■ PROBLEM TO WORK ON ■
Your reply should be a single number: how many lines contain the string "value".

## begin STORED RECORDS

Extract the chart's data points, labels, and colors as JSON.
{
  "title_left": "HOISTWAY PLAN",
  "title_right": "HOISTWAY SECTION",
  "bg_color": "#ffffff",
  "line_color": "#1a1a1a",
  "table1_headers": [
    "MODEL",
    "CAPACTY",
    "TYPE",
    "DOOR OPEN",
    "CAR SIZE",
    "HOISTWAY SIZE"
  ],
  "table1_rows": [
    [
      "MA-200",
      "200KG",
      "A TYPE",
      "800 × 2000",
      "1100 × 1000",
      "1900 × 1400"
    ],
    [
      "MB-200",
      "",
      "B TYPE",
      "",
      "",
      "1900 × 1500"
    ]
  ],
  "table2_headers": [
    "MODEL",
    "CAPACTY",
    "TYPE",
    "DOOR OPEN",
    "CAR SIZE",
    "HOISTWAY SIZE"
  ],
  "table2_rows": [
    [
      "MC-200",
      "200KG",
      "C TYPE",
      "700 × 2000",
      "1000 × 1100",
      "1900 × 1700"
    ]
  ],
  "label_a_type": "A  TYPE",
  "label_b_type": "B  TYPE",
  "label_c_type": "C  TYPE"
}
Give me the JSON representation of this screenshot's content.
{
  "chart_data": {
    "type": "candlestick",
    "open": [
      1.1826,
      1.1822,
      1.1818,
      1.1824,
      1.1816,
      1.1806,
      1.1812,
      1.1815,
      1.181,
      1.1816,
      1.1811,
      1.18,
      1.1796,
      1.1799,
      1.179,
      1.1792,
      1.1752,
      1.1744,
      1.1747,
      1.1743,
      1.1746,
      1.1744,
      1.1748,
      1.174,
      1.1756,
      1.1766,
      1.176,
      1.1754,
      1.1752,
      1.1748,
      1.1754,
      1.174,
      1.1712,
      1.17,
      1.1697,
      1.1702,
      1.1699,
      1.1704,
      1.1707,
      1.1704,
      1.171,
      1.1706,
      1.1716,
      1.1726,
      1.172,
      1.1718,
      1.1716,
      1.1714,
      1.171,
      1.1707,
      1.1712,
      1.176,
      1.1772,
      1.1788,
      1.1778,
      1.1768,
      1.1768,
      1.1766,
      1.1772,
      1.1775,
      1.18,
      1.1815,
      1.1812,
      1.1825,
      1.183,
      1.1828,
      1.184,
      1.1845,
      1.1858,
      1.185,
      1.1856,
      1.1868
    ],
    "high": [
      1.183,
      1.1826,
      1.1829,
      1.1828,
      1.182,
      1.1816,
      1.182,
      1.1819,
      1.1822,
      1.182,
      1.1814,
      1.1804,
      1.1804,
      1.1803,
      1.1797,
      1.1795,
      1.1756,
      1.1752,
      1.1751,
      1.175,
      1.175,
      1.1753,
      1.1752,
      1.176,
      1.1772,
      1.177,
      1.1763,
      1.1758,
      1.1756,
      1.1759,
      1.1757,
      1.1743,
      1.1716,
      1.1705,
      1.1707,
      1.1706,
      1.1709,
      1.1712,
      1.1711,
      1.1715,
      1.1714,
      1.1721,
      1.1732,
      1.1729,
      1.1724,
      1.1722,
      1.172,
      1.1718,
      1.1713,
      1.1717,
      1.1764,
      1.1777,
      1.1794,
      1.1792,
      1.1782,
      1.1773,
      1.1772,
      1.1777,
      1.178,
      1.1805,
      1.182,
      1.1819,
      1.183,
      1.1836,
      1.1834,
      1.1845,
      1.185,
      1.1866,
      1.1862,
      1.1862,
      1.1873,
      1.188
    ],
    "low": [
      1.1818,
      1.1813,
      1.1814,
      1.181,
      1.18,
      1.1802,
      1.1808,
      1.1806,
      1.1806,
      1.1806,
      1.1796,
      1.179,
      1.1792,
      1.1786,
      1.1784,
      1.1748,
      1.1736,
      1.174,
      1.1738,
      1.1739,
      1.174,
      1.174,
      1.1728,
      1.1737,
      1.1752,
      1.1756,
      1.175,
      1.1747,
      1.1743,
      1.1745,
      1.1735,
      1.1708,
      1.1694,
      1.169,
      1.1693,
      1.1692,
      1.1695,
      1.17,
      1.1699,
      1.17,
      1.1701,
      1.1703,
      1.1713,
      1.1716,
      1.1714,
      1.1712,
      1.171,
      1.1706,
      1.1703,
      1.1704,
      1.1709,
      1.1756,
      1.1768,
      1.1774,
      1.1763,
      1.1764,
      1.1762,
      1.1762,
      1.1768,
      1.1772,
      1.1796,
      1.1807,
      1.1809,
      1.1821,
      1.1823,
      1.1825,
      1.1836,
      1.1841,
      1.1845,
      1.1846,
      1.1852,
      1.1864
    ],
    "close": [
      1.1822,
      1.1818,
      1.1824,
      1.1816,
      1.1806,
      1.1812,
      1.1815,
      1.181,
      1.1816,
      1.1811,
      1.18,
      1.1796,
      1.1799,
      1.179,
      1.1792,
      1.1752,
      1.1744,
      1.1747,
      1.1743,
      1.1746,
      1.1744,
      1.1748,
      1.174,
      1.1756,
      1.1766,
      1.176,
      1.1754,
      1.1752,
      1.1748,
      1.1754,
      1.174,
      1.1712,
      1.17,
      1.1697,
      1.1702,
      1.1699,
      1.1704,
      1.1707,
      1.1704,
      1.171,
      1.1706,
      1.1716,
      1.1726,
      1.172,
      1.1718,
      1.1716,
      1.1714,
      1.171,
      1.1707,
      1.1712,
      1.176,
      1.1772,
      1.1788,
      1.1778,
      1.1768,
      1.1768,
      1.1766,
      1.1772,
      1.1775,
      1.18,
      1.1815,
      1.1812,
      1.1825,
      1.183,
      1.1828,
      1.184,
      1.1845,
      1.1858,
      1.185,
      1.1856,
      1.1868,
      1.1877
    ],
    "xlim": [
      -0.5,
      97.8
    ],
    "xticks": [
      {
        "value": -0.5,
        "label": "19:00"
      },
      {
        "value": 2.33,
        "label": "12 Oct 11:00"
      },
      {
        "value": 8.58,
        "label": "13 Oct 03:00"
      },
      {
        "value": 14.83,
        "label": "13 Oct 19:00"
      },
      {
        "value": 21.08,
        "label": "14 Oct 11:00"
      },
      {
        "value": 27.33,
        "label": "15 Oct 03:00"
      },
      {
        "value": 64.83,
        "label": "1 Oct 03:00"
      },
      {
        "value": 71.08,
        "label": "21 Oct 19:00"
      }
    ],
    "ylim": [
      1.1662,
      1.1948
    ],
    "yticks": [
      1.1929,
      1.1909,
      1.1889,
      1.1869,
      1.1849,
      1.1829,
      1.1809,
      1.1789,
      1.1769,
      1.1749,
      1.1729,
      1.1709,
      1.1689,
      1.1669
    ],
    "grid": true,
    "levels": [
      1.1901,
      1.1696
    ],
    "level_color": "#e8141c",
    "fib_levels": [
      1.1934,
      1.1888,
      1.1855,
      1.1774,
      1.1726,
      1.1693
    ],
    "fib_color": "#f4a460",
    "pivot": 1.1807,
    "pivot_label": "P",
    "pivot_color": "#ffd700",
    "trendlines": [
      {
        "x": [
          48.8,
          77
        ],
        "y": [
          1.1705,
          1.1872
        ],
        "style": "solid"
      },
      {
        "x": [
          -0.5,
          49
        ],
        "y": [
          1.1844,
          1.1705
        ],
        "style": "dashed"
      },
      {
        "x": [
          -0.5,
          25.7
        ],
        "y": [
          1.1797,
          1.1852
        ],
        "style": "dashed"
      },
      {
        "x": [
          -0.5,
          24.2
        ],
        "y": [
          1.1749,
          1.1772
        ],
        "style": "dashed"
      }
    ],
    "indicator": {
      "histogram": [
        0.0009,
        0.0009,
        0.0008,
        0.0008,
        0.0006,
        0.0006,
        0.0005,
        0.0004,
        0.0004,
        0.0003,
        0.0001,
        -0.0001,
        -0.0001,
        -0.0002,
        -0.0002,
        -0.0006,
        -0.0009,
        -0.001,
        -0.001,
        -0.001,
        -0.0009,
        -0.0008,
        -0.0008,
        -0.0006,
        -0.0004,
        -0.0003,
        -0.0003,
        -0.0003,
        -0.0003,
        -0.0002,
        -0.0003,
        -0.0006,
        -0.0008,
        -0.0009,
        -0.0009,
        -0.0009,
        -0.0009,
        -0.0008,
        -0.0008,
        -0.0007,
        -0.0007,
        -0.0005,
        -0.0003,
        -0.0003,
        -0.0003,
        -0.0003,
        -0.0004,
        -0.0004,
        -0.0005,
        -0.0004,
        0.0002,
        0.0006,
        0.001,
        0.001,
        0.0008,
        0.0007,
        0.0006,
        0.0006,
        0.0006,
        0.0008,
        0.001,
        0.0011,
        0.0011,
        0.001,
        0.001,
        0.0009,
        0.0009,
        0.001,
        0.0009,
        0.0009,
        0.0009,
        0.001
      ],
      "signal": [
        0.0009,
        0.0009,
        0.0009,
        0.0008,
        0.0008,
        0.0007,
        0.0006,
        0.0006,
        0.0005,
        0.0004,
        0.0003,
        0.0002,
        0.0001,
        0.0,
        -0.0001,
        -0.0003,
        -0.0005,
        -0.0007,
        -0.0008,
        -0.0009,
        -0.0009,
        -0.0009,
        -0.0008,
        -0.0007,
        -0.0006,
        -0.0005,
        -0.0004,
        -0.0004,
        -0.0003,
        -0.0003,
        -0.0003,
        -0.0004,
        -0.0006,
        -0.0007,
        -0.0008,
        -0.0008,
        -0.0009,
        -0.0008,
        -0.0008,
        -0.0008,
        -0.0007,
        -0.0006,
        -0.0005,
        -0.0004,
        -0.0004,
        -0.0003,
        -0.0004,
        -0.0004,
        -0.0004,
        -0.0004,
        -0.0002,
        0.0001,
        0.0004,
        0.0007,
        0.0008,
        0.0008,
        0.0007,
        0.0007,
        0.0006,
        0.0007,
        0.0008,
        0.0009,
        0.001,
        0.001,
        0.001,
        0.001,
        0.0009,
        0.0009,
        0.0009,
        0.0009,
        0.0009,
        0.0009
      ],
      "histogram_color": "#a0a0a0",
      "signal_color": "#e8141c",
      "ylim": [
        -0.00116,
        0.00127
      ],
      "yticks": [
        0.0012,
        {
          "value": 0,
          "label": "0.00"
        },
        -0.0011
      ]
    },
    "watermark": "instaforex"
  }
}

## end STORED RECORDS

■ RESULT ■
9